=== Your instructions ===
List all the lines in these records that hold "标准尺码".

[Saved data entries]
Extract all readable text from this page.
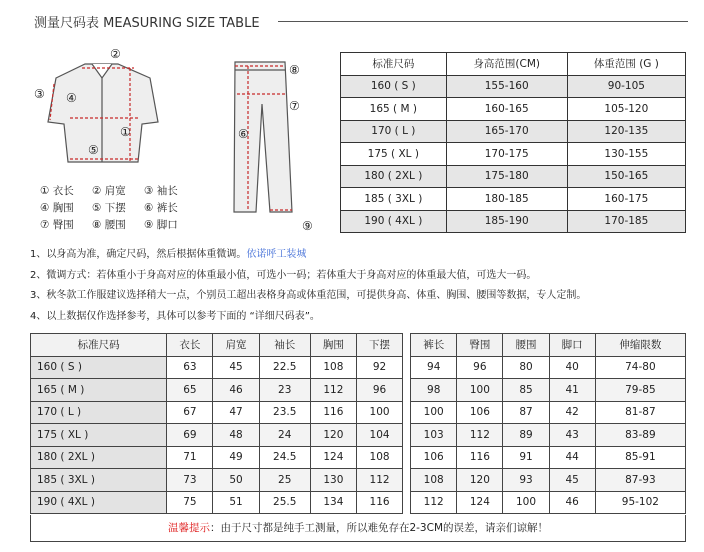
测量尺码表 MEASURING SIZE TABLE
②
③ ④
①
⑤
⑧
⑦
⑥
⑨
① 衣长	② 肩宽	③ 袖长
④ 胸围	⑤ 下摆	⑥ 裤长
⑦ 臀围	⑧ 腰围	⑨ 脚口
标准尺码	身高范围(CM)	体重范围 (G )
160 ( S )	155-160	90-105
165 ( M )	160-165	105-120
170 ( L )	165-170	120-135
175 ( XL )	170-175	130-155
180 ( 2XL )	175-180	150-165
185 ( 3XL )	180-185	160-175
190 ( 4XL )	185-190	170-185
1、以身高为准，确定尺码，然后根据体重微调。依诺呼工装城
2、微调方式：若体重小于身高对应的体重最小值，可选小一码；若体重大于身高对应的体重最大值，可选大一码。
3、秋冬款工作服建议选择稍大一点，个别员工超出表格身高或体重范围，可提供身高、体重、胸围、腰围等数据，专人定制。
4、以上数据仅作选择参考，具体可以参考下面的 “详细尺码表”。
标准尺码	衣长	肩宽	袖长	胸围	下摆		裤长	臀围	腰围	脚口	伸缩限数
160 ( S )	63	45	22.5	108	92		94	96	80	40	74-80
165 ( M )	65	46	23	112	96		98	100	85	41	79-85
170 ( L )	67	47	23.5	116	100		100	106	87	42	81-87
175 ( XL )	69	48	24	120	104		103	112	89	43	83-89
180 ( 2XL )	71	49	24.5	124	108		106	116	91	44	85-91
185 ( 3XL )	73	50	25	130	112		108	120	93	45	87-93
190 ( 4XL )	75	51	25.5	134	116		112	124	100	46	95-102
温馨提示：由于尺寸都是纯手工测量，所以难免存在2-3CM的误差，请亲们谅解！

=== Answer to the problem ===
标准尺码	身高范围(CM)	体重范围 (G )
标准尺码	衣长	肩宽	袖长	胸围	下摆		裤长	臀围	腰围	脚口	伸缩限数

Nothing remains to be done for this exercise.